Set task: Print exactly the lines from the one containing "Extract all readable text from this page." through the last line of the records below, both included, and nothing else; omit any pictures.

[Records]
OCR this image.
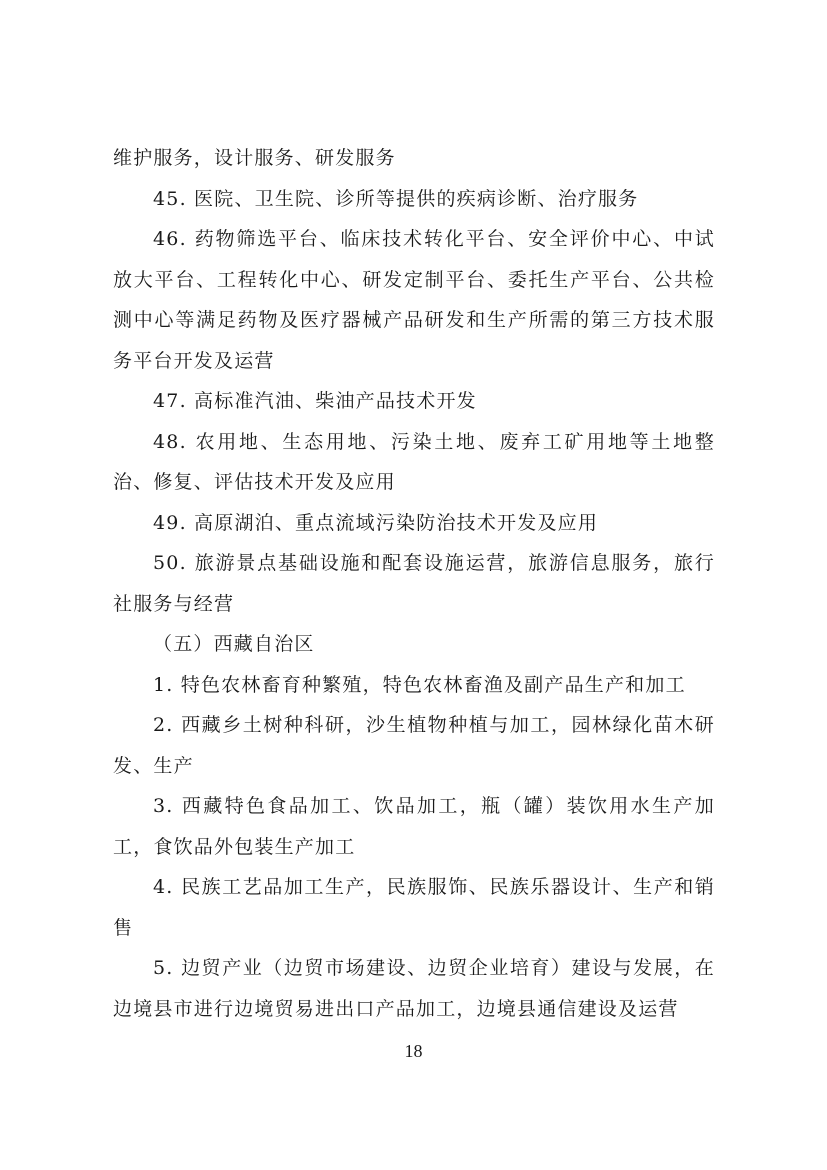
维护服务，设计服务、研发服务

45. 医院、卫生院、诊所等提供的疾病诊断、治疗服务

46. 药物筛选平台、临床技术转化平台、安全评价中心、中试放大平台、工程转化中心、研发定制平台、委托生产平台、公共检测中心等满足药物及医疗器械产品研发和生产所需的第三方技术服务平台开发及运营

47. 高标准汽油、柴油产品技术开发

48. 农用地、生态用地、污染土地、废弃工矿用地等土地整治、修复、评估技术开发及应用

49. 高原湖泊、重点流域污染防治技术开发及应用

50. 旅游景点基础设施和配套设施运营，旅游信息服务，旅行社服务与经营

（五）西藏自治区

1. 特色农林畜育种繁殖，特色农林畜渔及副产品生产和加工

2. 西藏乡土树种科研，沙生植物种植与加工，园林绿化苗木研发、生产

3. 西藏特色食品加工、饮品加工，瓶（罐）装饮用水生产加工，食饮品外包装生产加工

4. 民族工艺品加工生产，民族服饰、民族乐器设计、生产和销售

5. 边贸产业（边贸市场建设、边贸企业培育）建设与发展，在边境县市进行边境贸易进出口产品加工，边境县通信建设及运营

18
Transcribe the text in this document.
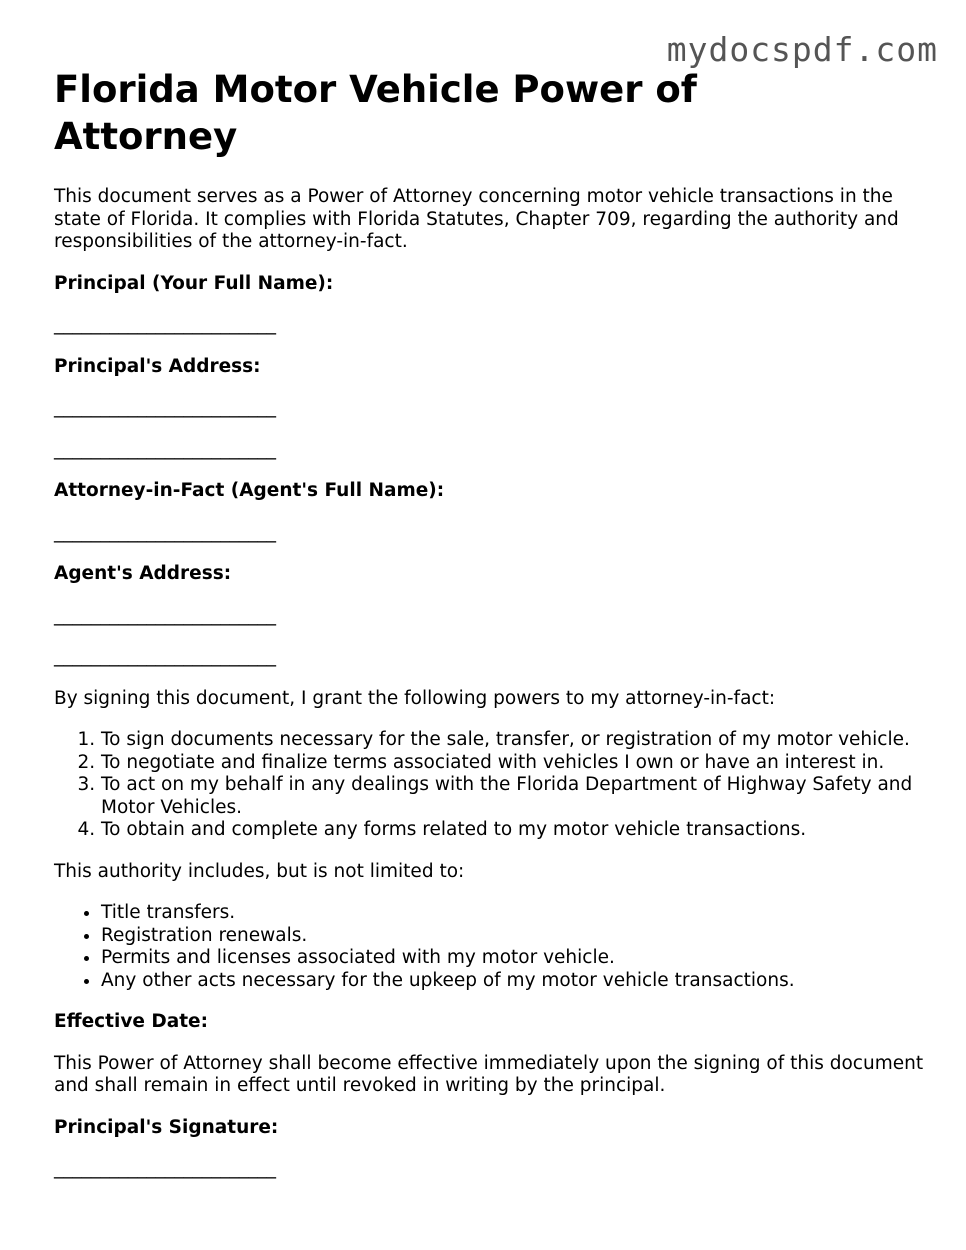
mydocspdf.com
Florida Motor Vehicle Power of Attorney

This document serves as a Power of Attorney concerning motor vehicle transactions in the state of Florida. It complies with Florida Statutes, Chapter 709, regarding the authority and responsibilities of the attorney-in-fact.

Principal (Your Full Name):
________________________
Principal's Address:
________________________
________________________
Attorney-in-Fact (Agent's Full Name):
________________________
Agent's Address:
________________________
________________________

By signing this document, I grant the following powers to my attorney-in-fact:

1. To sign documents necessary for the sale, transfer, or registration of my motor vehicle.
2. To negotiate and finalize terms associated with vehicles I own or have an interest in.
3. To act on my behalf in any dealings with the Florida Department of Highway Safety and Motor Vehicles.
4. To obtain and complete any forms related to my motor vehicle transactions.

This authority includes, but is not limited to:

• Title transfers.
• Registration renewals.
• Permits and licenses associated with my motor vehicle.
• Any other acts necessary for the upkeep of my motor vehicle transactions.
Effective Date:

This Power of Attorney shall become effective immediately upon the signing of this document and shall remain in effect until revoked in writing by the principal.

Principal's Signature:
________________________
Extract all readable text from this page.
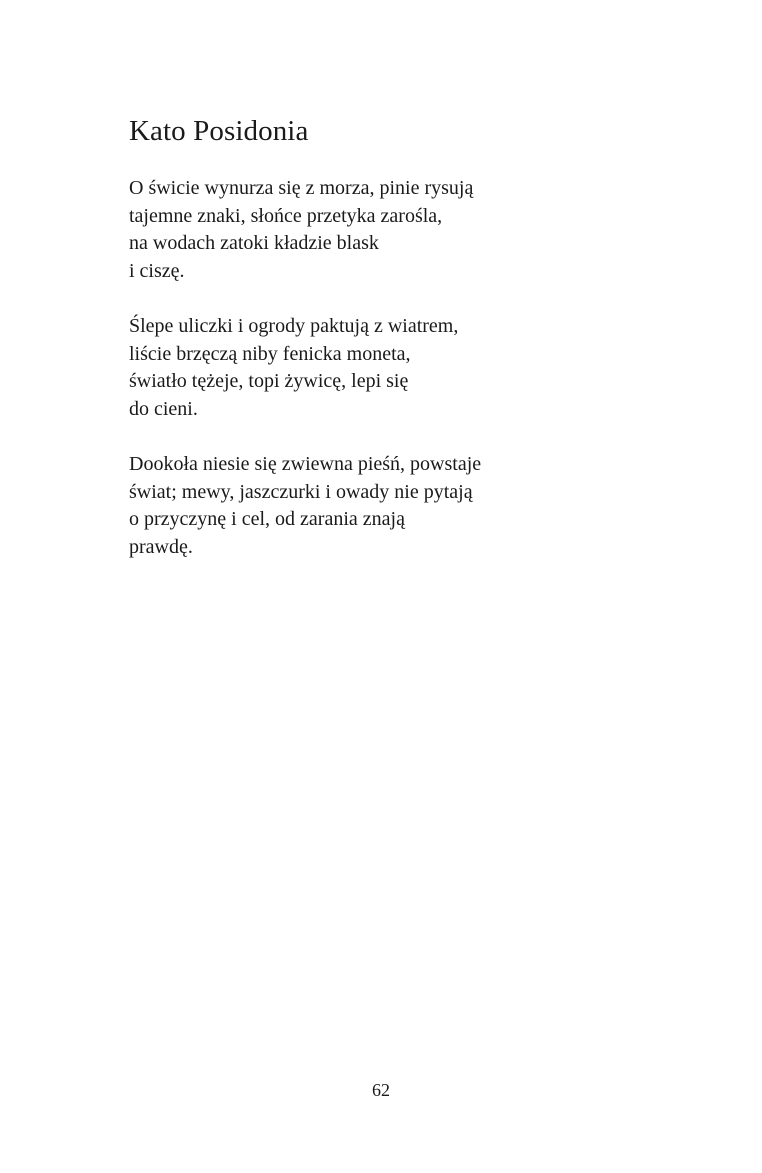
Kato Posidonia

O świcie wynurza się z morza, pinie rysują
tajemne znaki, słońce przetyka zarośla,
na wodach zatoki kładzie blask
i ciszę.

Ślepe uliczki i ogrody paktują z wiatrem,
liście brzęczą niby fenicka moneta,
światło tężeje, topi żywicę, lepi się
do cieni.

Dookoła niesie się zwiewna pieśń, powstaje
świat; mewy, jaszczurki i owady nie pytają
o przyczynę i cel, od zarania znają
prawdę.

62
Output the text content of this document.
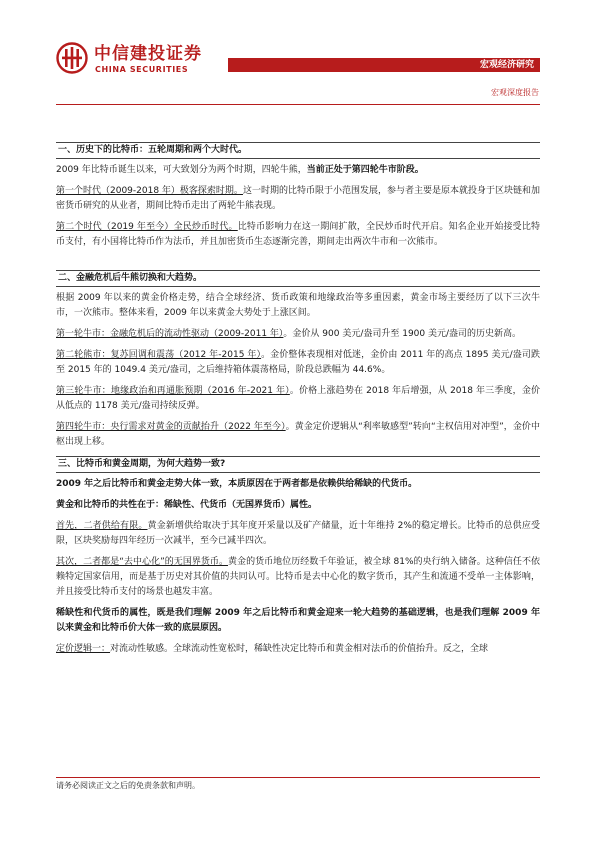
中信建投证券
CHINA SECURITIES	宏观经济研究
宏观深度报告
一、历史下的比特币：五轮周期和两个大时代。

2009 年比特币诞生以来，可大致划分为两个时期，四轮牛熊，当前正处于第四轮牛市阶段。

第一个时代（2009-2018 年）极客探索时期。这一时期的比特币限于小范围发展，参与者主要是原本就投身于区块链和加密货币研究的从业者，期间比特币走出了两轮牛熊表现。

第二个时代（2019 年至今）全民炒币时代。比特币影响力在这一期间扩散，全民炒币时代开启。知名企业开始接受比特币支付，有小国将比特币作为法币，并且加密货币生态逐渐完善，期间走出两次牛市和一次熊市。

二、金融危机后牛熊切换和大趋势。

根据 2009 年以来的黄金价格走势，结合全球经济、货币政策和地缘政治等多重因素，黄金市场主要经历了以下三次牛市，一次熊市。整体来看，2009 年以来黄金大势处于上涨区间。

第一轮牛市：金融危机后的流动性驱动（2009-2011 年）。金价从 900 美元/盎司升至 1900 美元/盎司的历史新高。

第二轮熊市：复苏回调和震荡（2012 年-2015 年）。金价整体表现相对低迷，金价由 2011 年的高点 1895 美元/盎司跌至 2015 年的 1049.4 美元/盎司，之后维持箱体震荡格局，阶段总跌幅为 44.6%。

第三轮牛市：地缘政治和再通胀预期（2016 年-2021 年）。价格上涨趋势在 2018 年后增强，从 2018 年三季度，金价从低点的 1178 美元/盎司持续反弹。

第四轮牛市：央行需求对黄金的贡献抬升（2022 年至今）。黄金定价逻辑从“利率敏感型”转向“主权信用对冲型”，金价中枢出现上移。

三、比特币和黄金周期，为何大趋势一致?

2009 年之后比特币和黄金走势大体一致，本质原因在于两者都是依赖供给稀缺的代货币。

黄金和比特币的共性在于：稀缺性、代货币（无国界货币）属性。

首先，二者供给有限。黄金新增供给取决于其年度开采量以及矿产储量，近十年维持 2%的稳定增长。比特币的总供应受限，区块奖励每四年经历一次减半，至今已减半四次。

其次，二者都是“去中心化”的无国界货币。黄金的货币地位历经数千年验证，被全球 81%的央行纳入储备。这种信任不依赖特定国家信用，而是基于历史对其价值的共同认可。比特币是去中心化的数字货币，其产生和流通不受单一主体影响，并且接受比特币支付的场景也越发丰富。

稀缺性和代货币的属性，既是我们理解 2009 年之后比特币和黄金迎来一轮大趋势的基础逻辑，也是我们理解 2009 年以来黄金和比特币价大体一致的底层原因。

定价逻辑一：对流动性敏感。全球流动性宽松时，稀缺性决定比特币和黄金相对法币的价值抬升。反之，全球

请务必阅读正文之后的免责条款和声明。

Exercise solution:
Extract all readable text from this page.
Kato Posidonia

O świcie wynurza się z morza, pinie rysują
tajemne znaki, słońce przetyka zarośla,
na wodach zatoki kładzie blask
i ciszę.

Ślepe uliczki i ogrody paktują z wiatrem,
liście brzęczą niby fenicka moneta,
światło tężeje, topi żywicę, lepi się
do cieni.

Dookoła niesie się zwiewna pieśń, powstaje
świat; mewy, jaszczurki i owady nie pytają
o przyczynę i cel, od zarania znają
prawdę.

62
Output the text content of this document.
中信建投证券
CHINA SECURITIES	宏观经济研究
宏观深度报告
一、历史下的比特币：五轮周期和两个大时代。

2009 年比特币诞生以来，可大致划分为两个时期，四轮牛熊，当前正处于第四轮牛市阶段。

第一个时代（2009-2018 年）极客探索时期。这一时期的比特币限于小范围发展，参与者主要是原本就投身于区块链和加密货币研究的从业者，期间比特币走出了两轮牛熊表现。

第二个时代（2019 年至今）全民炒币时代。比特币影响力在这一期间扩散，全民炒币时代开启。知名企业开始接受比特币支付，有小国将比特币作为法币，并且加密货币生态逐渐完善，期间走出两次牛市和一次熊市。

二、金融危机后牛熊切换和大趋势。

根据 2009 年以来的黄金价格走势，结合全球经济、货币政策和地缘政治等多重因素，黄金市场主要经历了以下三次牛市，一次熊市。整体来看，2009 年以来黄金大势处于上涨区间。

第一轮牛市：金融危机后的流动性驱动（2009-2011 年）。金价从 900 美元/盎司升至 1900 美元/盎司的历史新高。

第二轮熊市：复苏回调和震荡（2012 年-2015 年）。金价整体表现相对低迷，金价由 2011 年的高点 1895 美元/盎司跌至 2015 年的 1049.4 美元/盎司，之后维持箱体震荡格局，阶段总跌幅为 44.6%。

第三轮牛市：地缘政治和再通胀预期（2016 年-2021 年）。价格上涨趋势在 2018 年后增强，从 2018 年三季度，金价从低点的 1178 美元/盎司持续反弹。

第四轮牛市：央行需求对黄金的贡献抬升（2022 年至今）。黄金定价逻辑从“利率敏感型”转向“主权信用对冲型”，金价中枢出现上移。

三、比特币和黄金周期，为何大趋势一致?

2009 年之后比特币和黄金走势大体一致，本质原因在于两者都是依赖供给稀缺的代货币。

黄金和比特币的共性在于：稀缺性、代货币（无国界货币）属性。

首先，二者供给有限。黄金新增供给取决于其年度开采量以及矿产储量，近十年维持 2%的稳定增长。比特币的总供应受限，区块奖励每四年经历一次减半，至今已减半四次。

其次，二者都是“去中心化”的无国界货币。黄金的货币地位历经数千年验证，被全球 81%的央行纳入储备。这种信任不依赖特定国家信用，而是基于历史对其价值的共同认可。比特币是去中心化的数字货币，其产生和流通不受单一主体影响，并且接受比特币支付的场景也越发丰富。

稀缺性和代货币的属性，既是我们理解 2009 年之后比特币和黄金迎来一轮大趋势的基础逻辑，也是我们理解 2009 年以来黄金和比特币价大体一致的底层原因。

定价逻辑一：对流动性敏感。全球流动性宽松时，稀缺性决定比特币和黄金相对法币的价值抬升。反之，全球

请务必阅读正文之后的免责条款和声明。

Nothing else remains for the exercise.